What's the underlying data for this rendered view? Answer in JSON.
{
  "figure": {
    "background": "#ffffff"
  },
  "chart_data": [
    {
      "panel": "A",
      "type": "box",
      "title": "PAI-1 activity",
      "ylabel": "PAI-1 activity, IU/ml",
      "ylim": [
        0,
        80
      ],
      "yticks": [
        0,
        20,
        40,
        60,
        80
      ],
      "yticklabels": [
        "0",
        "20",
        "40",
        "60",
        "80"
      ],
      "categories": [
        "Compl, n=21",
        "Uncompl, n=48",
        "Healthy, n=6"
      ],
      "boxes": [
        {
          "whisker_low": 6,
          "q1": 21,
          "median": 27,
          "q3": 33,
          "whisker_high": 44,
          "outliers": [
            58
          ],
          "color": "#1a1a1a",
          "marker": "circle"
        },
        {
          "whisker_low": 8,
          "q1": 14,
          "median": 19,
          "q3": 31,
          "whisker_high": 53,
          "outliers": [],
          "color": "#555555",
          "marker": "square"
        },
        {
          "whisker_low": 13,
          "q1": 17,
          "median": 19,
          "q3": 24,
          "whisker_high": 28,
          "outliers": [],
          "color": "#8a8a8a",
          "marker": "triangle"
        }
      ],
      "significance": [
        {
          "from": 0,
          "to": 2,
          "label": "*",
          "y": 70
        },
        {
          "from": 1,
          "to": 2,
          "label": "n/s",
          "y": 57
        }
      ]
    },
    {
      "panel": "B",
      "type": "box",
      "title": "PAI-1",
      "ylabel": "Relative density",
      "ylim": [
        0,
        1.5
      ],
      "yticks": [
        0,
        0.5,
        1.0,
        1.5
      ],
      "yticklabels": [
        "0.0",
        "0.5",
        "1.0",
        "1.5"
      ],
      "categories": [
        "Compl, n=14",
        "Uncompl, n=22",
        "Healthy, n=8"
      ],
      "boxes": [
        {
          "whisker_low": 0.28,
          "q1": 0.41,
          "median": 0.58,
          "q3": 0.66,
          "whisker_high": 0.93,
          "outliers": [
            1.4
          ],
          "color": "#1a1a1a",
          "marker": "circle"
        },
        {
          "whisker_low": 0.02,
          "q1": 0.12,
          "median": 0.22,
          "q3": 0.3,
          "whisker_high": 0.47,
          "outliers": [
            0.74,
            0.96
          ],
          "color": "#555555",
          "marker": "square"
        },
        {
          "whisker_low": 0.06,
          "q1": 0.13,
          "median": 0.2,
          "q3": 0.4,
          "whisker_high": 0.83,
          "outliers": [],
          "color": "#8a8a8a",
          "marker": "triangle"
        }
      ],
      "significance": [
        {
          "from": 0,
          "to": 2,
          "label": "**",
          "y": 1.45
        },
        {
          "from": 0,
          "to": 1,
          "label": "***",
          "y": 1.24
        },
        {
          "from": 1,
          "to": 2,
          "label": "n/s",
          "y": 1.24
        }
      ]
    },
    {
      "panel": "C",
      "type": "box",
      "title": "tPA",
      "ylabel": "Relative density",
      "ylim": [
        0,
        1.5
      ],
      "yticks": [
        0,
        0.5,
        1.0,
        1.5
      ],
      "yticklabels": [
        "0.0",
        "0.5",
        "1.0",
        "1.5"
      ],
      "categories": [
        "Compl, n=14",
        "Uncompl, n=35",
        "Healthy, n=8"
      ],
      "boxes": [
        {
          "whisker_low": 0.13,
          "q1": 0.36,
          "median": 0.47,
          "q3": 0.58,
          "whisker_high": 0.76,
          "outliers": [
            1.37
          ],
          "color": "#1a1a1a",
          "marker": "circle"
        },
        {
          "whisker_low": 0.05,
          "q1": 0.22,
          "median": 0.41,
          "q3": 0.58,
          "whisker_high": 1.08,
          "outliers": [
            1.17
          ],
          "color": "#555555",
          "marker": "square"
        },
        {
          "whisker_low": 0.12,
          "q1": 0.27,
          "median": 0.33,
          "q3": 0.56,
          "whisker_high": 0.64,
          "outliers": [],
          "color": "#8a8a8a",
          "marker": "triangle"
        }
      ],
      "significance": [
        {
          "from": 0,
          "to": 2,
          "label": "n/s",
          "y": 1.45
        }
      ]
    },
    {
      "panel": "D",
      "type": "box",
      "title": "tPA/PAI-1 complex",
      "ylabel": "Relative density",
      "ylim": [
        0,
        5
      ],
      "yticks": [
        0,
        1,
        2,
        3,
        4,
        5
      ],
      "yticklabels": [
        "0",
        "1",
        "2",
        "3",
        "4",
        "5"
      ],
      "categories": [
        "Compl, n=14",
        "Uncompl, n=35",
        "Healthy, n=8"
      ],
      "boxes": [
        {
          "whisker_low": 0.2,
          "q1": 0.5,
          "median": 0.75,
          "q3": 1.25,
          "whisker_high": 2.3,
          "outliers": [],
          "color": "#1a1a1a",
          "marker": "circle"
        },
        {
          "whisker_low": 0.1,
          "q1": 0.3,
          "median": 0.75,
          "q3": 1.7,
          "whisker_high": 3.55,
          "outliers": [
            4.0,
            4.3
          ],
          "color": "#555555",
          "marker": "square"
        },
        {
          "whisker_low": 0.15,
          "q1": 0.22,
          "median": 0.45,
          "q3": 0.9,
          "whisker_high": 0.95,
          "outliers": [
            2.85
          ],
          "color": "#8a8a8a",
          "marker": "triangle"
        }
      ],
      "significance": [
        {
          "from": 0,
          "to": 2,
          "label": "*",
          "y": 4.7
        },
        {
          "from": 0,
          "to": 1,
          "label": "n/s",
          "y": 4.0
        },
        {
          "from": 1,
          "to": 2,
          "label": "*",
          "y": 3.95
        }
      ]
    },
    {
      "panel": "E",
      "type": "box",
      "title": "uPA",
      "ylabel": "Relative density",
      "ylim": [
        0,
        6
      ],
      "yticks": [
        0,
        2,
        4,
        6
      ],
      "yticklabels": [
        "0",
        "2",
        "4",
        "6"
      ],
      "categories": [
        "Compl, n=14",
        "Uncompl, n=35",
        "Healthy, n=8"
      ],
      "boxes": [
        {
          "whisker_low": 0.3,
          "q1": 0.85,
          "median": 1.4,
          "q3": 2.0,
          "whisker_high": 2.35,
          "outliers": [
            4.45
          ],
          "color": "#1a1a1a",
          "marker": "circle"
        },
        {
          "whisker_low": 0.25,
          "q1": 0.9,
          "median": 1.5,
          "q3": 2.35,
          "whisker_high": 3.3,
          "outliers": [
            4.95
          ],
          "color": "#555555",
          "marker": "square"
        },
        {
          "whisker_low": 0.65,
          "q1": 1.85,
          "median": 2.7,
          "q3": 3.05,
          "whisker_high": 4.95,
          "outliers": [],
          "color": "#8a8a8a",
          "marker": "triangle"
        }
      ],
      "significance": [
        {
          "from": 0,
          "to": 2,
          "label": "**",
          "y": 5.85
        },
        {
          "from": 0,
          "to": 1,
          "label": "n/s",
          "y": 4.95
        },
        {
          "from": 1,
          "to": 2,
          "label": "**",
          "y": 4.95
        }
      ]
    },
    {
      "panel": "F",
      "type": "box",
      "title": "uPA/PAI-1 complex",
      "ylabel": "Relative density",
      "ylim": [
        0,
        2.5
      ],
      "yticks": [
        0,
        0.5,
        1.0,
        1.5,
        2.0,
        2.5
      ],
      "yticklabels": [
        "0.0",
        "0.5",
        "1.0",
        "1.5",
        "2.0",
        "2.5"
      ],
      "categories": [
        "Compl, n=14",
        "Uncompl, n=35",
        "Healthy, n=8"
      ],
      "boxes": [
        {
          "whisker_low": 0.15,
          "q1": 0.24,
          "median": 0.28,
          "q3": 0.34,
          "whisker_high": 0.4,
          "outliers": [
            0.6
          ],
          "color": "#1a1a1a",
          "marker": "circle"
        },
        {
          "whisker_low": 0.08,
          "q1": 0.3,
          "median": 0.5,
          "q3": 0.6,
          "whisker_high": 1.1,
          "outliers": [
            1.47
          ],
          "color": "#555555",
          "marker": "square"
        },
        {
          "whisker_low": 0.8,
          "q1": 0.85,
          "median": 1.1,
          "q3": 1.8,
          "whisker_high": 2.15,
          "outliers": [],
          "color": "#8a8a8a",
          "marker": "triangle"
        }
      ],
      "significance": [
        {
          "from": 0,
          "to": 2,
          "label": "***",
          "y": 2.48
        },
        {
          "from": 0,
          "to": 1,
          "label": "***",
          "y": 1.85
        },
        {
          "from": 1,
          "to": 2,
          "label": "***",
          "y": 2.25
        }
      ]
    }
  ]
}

# # # #

◆ Written instruction
All lines holding the word "title" should be picked out and copied.

◆ Task output
      "title": "PAI-1 activity",
      "title": "PAI-1",
      "title": "tPA",
      "title": "tPA/PAI-1 complex",
      "title": "uPA",
      "title": "uPA/PAI-1 complex",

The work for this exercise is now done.